» Assignment
In the entries below, find the lines that contain the word "this" and copy them.

[Records from a collection of figures]
★ ★ ★
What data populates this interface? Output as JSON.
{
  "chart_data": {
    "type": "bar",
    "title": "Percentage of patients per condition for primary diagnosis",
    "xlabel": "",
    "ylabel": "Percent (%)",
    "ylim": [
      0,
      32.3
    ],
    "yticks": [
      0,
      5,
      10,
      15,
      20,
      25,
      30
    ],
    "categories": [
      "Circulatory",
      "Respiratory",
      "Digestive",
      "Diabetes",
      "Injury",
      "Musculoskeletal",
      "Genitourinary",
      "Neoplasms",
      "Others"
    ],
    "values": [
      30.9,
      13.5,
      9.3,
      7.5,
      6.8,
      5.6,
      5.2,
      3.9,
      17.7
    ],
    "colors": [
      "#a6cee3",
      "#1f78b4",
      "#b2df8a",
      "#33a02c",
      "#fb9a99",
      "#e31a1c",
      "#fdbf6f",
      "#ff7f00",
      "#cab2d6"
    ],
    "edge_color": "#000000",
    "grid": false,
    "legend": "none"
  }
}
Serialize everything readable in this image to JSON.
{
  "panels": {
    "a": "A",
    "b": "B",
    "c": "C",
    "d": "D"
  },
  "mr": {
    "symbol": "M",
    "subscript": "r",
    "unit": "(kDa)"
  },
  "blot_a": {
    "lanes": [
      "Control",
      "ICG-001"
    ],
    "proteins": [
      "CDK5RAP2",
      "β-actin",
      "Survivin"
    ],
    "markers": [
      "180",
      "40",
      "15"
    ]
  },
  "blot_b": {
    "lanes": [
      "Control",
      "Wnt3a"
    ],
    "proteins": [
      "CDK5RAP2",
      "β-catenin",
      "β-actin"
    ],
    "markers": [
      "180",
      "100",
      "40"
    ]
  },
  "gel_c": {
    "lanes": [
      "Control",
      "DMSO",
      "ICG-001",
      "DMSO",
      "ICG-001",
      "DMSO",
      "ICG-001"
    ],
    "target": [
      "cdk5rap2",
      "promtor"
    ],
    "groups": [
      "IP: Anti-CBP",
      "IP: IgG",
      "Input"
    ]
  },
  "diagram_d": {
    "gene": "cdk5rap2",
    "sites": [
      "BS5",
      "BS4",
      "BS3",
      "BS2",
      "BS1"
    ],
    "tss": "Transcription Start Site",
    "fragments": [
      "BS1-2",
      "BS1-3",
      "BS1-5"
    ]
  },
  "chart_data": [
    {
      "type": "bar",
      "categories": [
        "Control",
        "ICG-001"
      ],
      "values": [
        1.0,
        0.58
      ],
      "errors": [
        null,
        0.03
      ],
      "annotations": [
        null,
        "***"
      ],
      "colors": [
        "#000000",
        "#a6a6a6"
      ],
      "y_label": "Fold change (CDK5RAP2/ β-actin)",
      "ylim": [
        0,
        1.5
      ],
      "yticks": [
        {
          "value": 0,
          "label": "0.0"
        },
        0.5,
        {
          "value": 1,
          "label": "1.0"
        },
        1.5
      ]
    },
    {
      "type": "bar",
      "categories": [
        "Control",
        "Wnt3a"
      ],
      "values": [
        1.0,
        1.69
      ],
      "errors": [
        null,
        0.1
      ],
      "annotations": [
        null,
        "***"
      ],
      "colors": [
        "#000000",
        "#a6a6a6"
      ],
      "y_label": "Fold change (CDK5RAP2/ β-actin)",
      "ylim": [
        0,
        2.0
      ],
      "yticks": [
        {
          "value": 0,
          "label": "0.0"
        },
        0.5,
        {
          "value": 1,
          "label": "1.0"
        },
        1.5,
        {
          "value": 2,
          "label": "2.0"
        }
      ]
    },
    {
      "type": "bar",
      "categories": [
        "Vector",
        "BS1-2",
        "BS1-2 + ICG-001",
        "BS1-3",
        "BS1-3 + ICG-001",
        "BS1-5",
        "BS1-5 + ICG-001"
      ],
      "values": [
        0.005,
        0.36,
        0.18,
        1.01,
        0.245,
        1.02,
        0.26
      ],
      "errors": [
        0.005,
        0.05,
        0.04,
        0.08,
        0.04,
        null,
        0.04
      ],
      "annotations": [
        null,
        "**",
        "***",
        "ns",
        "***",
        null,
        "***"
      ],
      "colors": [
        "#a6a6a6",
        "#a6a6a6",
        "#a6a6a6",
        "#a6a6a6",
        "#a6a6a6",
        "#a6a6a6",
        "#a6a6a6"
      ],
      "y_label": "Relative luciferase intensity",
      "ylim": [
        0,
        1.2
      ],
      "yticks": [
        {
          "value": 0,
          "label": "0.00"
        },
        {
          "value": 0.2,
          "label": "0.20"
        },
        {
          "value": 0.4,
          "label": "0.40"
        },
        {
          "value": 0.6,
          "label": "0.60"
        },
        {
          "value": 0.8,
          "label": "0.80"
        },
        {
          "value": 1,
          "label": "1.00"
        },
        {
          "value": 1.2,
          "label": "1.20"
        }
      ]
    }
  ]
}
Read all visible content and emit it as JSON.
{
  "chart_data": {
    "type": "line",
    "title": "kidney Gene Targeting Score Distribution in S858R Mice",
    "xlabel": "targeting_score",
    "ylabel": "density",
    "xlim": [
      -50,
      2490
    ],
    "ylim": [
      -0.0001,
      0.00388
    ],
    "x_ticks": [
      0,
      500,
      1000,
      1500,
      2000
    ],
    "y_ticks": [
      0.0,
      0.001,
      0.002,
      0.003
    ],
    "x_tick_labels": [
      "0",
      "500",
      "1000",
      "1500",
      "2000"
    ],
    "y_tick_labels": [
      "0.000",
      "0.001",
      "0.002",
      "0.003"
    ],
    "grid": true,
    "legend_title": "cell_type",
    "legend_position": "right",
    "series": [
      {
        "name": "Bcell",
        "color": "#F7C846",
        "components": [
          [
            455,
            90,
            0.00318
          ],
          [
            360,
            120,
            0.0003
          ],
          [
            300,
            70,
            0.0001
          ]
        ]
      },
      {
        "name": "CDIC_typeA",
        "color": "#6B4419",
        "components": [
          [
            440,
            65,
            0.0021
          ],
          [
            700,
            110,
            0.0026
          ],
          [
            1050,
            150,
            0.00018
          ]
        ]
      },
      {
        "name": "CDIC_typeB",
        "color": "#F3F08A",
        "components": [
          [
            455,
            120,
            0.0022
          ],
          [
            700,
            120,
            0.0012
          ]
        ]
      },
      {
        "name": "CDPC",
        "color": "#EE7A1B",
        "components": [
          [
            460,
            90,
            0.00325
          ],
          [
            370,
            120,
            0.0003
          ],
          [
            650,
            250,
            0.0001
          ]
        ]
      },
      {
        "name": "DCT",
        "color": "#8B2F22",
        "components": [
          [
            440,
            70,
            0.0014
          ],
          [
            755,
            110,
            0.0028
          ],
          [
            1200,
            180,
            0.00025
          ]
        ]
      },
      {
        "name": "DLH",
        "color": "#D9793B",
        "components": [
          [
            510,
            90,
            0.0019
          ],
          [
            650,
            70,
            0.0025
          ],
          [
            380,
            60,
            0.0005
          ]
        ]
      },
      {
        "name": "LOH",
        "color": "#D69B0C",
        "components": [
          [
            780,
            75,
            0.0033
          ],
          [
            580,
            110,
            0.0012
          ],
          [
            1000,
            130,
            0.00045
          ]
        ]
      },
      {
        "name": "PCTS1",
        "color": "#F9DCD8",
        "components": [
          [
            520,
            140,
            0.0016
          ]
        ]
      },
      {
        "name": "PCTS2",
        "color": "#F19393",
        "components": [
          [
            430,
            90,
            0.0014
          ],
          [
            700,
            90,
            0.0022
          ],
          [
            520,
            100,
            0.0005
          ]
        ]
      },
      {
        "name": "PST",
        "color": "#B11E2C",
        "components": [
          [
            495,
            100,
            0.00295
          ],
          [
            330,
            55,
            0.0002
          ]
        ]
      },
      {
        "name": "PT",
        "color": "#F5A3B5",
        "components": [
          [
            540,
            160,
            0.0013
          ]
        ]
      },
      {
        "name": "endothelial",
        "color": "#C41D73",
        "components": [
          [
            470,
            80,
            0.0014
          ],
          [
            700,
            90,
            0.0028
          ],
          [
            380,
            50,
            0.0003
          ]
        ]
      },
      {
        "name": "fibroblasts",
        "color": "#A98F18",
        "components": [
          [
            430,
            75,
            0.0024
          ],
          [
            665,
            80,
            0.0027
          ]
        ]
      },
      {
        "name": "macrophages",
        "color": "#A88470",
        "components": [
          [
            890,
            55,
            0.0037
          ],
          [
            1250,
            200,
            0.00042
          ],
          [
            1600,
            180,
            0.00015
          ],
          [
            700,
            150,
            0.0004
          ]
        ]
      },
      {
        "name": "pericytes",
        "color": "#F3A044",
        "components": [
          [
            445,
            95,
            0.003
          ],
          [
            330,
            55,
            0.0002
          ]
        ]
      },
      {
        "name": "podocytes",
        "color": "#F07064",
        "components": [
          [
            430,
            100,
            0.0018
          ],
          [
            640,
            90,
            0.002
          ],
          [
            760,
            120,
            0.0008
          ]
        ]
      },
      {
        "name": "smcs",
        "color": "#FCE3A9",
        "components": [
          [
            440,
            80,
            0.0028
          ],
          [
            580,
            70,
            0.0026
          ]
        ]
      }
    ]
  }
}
★ ★ ★
» Reply
What data populates this interface? Output as JSON.
Serialize everything readable in this image to JSON.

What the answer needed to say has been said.